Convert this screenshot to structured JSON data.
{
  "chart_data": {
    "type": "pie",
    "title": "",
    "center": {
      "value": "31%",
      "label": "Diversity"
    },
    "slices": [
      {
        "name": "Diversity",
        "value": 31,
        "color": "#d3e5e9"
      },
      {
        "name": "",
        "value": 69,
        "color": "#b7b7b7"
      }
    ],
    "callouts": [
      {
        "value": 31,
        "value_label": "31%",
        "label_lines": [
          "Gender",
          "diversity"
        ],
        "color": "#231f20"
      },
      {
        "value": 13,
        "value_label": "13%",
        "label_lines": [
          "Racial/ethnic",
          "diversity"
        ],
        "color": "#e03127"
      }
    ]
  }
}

----------------

DIRECTION » In the records, locate each line holding the string "color" and copy it.

CORRECT RESULT »
        "color": "#d3e5e9"
        "color": "#b7b7b7"
        "color": "#231f20"
        "color": "#e03127"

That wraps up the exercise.